══ Given data ══
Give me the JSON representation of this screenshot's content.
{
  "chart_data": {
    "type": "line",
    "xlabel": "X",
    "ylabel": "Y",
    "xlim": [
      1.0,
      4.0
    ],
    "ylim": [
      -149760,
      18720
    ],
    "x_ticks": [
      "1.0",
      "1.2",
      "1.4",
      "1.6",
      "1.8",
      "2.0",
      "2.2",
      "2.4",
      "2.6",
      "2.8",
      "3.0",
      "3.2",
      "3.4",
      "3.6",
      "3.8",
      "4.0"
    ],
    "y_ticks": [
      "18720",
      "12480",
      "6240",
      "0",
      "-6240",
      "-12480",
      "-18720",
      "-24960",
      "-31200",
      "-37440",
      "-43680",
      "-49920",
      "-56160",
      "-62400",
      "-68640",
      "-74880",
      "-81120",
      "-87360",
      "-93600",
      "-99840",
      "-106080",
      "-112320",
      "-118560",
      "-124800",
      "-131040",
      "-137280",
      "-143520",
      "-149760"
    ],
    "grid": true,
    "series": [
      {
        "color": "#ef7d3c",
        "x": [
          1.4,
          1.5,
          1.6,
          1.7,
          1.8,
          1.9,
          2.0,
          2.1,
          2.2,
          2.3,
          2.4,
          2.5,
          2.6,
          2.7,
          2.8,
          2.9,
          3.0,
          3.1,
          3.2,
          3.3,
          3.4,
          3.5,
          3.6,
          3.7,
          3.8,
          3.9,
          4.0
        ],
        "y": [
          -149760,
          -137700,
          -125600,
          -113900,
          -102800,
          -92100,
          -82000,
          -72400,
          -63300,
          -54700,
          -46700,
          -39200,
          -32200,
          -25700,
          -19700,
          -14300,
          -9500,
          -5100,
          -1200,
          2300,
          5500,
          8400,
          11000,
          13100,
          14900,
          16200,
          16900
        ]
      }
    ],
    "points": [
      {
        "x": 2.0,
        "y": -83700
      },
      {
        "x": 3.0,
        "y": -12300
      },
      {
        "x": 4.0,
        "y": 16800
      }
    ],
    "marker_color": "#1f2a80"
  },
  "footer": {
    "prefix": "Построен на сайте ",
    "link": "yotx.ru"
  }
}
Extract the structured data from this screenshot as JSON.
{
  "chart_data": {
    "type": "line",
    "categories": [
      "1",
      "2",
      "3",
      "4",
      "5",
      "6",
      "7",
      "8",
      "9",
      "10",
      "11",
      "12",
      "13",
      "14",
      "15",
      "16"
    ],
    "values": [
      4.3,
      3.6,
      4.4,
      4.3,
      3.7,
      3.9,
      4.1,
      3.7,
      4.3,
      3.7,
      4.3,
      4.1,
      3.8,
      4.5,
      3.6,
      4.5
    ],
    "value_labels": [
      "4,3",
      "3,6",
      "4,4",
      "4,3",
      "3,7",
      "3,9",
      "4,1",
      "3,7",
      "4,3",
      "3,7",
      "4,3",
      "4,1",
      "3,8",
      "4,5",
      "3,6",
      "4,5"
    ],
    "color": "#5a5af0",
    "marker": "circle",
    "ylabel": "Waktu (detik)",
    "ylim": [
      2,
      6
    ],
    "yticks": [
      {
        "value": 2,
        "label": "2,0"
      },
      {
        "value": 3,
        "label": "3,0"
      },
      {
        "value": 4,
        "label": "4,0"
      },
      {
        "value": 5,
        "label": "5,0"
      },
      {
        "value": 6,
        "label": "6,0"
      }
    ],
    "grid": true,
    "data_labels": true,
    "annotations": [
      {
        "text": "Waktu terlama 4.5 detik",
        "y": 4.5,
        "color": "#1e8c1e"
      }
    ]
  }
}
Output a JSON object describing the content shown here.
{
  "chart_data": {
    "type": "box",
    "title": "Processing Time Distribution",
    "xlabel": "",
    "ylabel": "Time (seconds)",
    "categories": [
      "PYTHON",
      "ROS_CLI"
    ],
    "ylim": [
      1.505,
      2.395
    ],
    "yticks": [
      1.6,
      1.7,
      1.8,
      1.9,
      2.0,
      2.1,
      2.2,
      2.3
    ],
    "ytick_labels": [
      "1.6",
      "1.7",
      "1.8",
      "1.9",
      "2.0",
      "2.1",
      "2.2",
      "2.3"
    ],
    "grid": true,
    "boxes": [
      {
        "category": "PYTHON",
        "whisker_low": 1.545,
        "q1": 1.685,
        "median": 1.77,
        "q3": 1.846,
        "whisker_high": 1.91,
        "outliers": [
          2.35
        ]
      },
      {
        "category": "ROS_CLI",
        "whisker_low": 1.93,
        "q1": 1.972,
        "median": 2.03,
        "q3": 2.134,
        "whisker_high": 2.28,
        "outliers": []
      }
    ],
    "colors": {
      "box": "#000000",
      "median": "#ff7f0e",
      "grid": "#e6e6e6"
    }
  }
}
═══
What to do:
In the material above, find the lines that contain "this" and show them.

Right answer:
Give me the JSON representation of this screenshot's content.
Extract the structured data from this screenshot as JSON.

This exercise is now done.